## What you should do
Look at the entries below and reproduce them exactly.

---------- Input ----------

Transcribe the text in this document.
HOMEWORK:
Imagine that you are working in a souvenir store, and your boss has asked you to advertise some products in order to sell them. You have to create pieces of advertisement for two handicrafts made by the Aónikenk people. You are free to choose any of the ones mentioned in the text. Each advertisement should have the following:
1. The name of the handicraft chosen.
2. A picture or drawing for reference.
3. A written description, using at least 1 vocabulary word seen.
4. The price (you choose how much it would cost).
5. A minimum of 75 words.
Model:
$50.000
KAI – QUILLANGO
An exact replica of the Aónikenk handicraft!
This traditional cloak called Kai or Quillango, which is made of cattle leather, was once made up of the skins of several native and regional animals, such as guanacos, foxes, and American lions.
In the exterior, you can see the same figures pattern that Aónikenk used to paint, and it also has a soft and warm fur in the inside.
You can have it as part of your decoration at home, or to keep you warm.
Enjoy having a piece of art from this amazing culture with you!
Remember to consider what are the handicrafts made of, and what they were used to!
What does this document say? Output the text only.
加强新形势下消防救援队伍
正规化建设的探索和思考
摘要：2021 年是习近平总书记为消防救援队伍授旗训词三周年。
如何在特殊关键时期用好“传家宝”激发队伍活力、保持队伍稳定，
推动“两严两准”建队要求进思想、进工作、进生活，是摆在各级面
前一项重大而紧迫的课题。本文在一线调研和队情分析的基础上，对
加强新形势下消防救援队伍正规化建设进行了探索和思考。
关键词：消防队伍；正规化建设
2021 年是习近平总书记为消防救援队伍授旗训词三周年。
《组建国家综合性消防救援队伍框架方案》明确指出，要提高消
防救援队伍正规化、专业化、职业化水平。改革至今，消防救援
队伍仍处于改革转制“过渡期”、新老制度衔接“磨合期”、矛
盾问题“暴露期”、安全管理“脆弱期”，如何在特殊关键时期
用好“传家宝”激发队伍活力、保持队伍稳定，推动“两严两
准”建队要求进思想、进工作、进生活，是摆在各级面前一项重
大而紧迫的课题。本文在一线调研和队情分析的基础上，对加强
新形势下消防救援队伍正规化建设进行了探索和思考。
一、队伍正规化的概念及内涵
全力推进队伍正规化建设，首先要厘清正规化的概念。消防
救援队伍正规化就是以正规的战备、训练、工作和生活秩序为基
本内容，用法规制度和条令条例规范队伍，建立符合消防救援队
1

----------

## Result of this task
Transcribe the text in this document.
HOMEWORK:
Imagine that you are working in a souvenir store, and your boss has asked you to advertise some products in order to sell them. You have to create pieces of advertisement for two handicrafts made by the Aónikenk people. You are free to choose any of the ones mentioned in the text. Each advertisement should have the following:
1. The name of the handicraft chosen.
2. A picture or drawing for reference.
3. A written description, using at least 1 vocabulary word seen.
4. The price (you choose how much it would cost).
5. A minimum of 75 words.
Model:
$50.000
KAI – QUILLANGO
An exact replica of the Aónikenk handicraft!
This traditional cloak called Kai or Quillango, which is made of cattle leather, was once made up of the skins of several native and regional animals, such as guanacos, foxes, and American lions.
In the exterior, you can see the same figures pattern that Aónikenk used to paint, and it also has a soft and warm fur in the inside.
You can have it as part of your decoration at home, or to keep you warm.
Enjoy having a piece of art from this amazing culture with you!
Remember to consider what are the handicrafts made of, and what they were used to!
What does this document say? Output the text only.
加强新形势下消防救援队伍
正规化建设的探索和思考
摘要：2021 年是习近平总书记为消防救援队伍授旗训词三周年。
如何在特殊关键时期用好“传家宝”激发队伍活力、保持队伍稳定，
推动“两严两准”建队要求进思想、进工作、进生活，是摆在各级面
前一项重大而紧迫的课题。本文在一线调研和队情分析的基础上，对
加强新形势下消防救援队伍正规化建设进行了探索和思考。
关键词：消防队伍；正规化建设
2021 年是习近平总书记为消防救援队伍授旗训词三周年。
《组建国家综合性消防救援队伍框架方案》明确指出，要提高消
防救援队伍正规化、专业化、职业化水平。改革至今，消防救援
队伍仍处于改革转制“过渡期”、新老制度衔接“磨合期”、矛
盾问题“暴露期”、安全管理“脆弱期”，如何在特殊关键时期
用好“传家宝”激发队伍活力、保持队伍稳定，推动“两严两
准”建队要求进思想、进工作、进生活，是摆在各级面前一项重
大而紧迫的课题。本文在一线调研和队情分析的基础上，对加强
新形势下消防救援队伍正规化建设进行了探索和思考。
一、队伍正规化的概念及内涵
全力推进队伍正规化建设，首先要厘清正规化的概念。消防
救援队伍正规化就是以正规的战备、训练、工作和生活秩序为基
本内容，用法规制度和条令条例规范队伍，建立符合消防救援队
1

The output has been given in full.